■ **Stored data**
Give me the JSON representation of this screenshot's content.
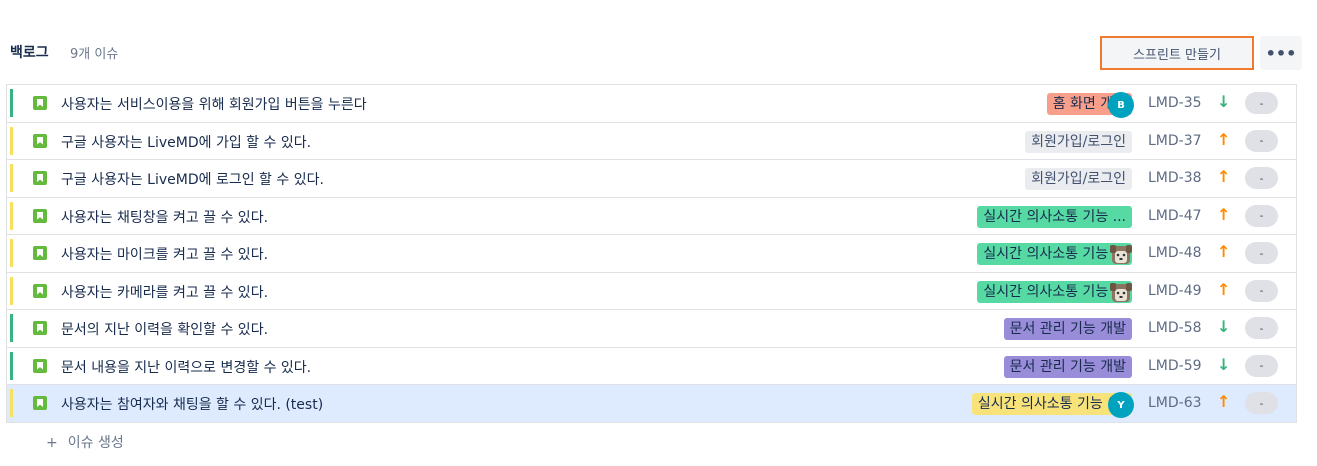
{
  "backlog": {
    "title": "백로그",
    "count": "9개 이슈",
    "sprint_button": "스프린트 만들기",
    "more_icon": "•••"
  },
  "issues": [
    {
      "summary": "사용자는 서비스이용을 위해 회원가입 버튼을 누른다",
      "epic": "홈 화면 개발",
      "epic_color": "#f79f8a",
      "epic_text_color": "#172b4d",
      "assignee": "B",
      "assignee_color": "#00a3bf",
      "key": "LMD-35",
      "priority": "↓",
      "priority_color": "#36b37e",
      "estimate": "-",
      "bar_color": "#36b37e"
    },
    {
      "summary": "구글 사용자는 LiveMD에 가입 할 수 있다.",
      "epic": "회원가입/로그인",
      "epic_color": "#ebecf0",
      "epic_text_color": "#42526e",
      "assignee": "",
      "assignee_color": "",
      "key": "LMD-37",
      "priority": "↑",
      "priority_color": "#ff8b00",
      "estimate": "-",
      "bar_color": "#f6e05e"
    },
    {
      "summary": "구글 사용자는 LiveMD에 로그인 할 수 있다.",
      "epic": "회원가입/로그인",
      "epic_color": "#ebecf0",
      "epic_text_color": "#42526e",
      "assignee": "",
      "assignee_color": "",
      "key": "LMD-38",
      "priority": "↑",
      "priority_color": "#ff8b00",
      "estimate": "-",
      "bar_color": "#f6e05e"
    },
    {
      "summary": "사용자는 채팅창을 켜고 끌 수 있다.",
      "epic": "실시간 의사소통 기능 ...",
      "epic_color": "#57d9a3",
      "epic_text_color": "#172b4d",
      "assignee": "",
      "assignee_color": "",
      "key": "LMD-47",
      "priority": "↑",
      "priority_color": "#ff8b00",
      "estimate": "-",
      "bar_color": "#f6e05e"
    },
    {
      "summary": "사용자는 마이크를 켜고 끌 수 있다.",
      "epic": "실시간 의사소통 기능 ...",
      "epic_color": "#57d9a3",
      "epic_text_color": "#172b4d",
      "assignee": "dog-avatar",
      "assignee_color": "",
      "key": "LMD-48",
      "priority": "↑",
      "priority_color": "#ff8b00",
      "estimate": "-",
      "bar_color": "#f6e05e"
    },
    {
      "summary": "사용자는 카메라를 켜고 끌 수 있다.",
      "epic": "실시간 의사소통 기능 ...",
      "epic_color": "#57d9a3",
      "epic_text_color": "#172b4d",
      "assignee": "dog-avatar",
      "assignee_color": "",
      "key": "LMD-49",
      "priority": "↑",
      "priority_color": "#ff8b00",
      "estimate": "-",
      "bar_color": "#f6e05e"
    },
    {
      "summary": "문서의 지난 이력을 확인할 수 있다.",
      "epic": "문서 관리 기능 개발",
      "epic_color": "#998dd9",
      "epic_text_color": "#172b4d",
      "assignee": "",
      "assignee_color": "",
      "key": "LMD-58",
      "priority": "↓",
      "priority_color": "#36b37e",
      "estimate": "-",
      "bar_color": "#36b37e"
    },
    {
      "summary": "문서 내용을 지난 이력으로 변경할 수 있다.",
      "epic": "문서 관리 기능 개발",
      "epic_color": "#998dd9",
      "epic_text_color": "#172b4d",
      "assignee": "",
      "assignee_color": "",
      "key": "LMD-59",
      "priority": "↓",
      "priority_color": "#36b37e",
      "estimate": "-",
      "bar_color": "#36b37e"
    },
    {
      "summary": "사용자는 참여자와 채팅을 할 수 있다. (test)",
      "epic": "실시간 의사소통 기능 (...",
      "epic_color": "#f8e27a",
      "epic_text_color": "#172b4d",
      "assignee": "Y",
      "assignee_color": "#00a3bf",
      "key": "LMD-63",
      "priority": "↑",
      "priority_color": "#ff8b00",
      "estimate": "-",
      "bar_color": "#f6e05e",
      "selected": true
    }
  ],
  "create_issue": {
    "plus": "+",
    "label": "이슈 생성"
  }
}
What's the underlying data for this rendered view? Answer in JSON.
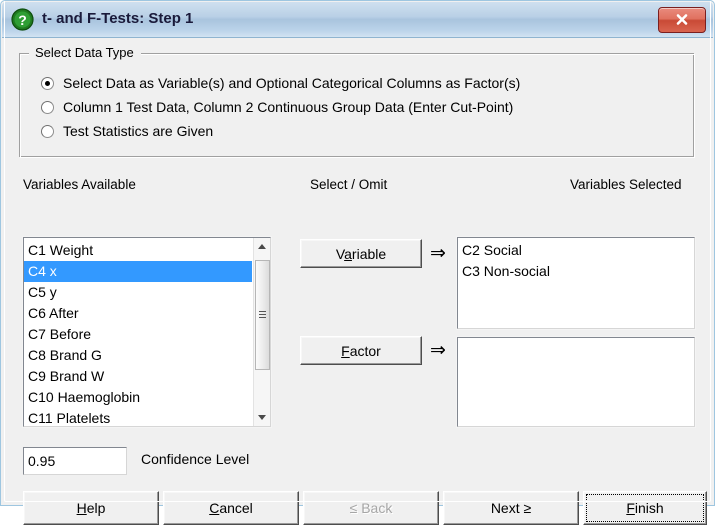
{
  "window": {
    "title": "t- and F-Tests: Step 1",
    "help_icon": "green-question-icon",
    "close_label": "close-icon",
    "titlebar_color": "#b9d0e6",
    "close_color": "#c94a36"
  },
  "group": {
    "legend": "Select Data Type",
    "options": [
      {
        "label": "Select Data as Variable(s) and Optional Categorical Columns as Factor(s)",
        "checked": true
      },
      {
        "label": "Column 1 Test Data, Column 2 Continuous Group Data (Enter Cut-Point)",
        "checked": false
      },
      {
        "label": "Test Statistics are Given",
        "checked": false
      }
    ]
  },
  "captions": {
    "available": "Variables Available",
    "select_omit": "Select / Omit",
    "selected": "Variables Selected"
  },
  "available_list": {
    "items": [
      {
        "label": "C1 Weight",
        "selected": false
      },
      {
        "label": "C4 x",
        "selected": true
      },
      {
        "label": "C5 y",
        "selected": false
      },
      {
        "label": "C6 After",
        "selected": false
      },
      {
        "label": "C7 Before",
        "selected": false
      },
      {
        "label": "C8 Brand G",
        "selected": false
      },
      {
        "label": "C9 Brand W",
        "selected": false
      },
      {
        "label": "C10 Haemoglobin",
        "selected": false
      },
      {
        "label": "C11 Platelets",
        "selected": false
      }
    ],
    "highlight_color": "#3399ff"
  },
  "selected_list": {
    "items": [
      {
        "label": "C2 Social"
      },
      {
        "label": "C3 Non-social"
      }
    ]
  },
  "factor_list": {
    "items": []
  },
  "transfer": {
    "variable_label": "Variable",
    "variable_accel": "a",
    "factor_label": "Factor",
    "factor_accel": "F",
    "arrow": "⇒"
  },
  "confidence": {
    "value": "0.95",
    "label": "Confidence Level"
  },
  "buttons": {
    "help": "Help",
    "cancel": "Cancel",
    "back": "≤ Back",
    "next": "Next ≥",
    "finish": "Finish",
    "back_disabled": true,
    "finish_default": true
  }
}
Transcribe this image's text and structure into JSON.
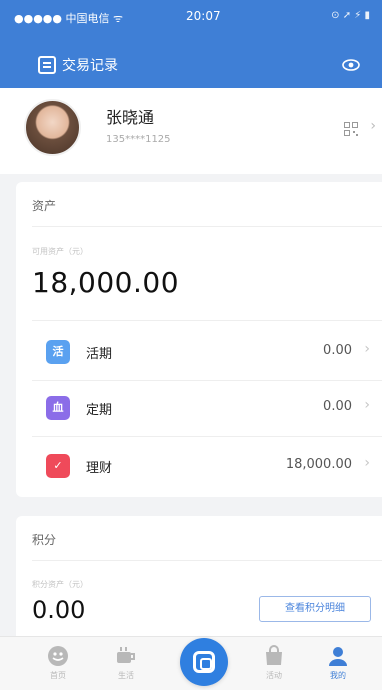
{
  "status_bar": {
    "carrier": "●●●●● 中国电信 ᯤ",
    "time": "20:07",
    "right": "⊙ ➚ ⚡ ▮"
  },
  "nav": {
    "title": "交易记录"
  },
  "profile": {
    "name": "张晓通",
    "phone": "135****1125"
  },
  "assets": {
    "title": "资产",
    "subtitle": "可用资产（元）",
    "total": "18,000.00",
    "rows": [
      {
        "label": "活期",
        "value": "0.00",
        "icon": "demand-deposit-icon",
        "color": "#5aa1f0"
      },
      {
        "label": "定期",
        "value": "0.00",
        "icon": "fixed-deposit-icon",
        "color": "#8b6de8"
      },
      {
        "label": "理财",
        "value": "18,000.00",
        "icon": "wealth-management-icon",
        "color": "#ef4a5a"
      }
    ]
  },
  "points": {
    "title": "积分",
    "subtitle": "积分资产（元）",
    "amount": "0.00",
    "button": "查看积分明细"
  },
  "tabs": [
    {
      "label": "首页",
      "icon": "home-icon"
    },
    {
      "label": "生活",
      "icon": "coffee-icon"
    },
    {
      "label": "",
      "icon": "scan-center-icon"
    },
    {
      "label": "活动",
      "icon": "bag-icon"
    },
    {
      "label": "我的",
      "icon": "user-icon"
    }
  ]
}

■ **What is needed**
Locate all lines that include the word "사용자는" and copy them out.

■ **Task answer**
      "summary": "사용자는 서비스이용을 위해 회원가입 버튼을 누른다",
      "summary": "구글 사용자는 LiveMD에 가입 할 수 있다.",
      "summary": "구글 사용자는 LiveMD에 로그인 할 수 있다.",
      "summary": "사용자는 채팅창을 켜고 끌 수 있다.",
      "summary": "사용자는 마이크를 켜고 끌 수 있다.",
      "summary": "사용자는 카메라를 켜고 끌 수 있다.",
      "summary": "사용자는 참여자와 채팅을 할 수 있다. (test)",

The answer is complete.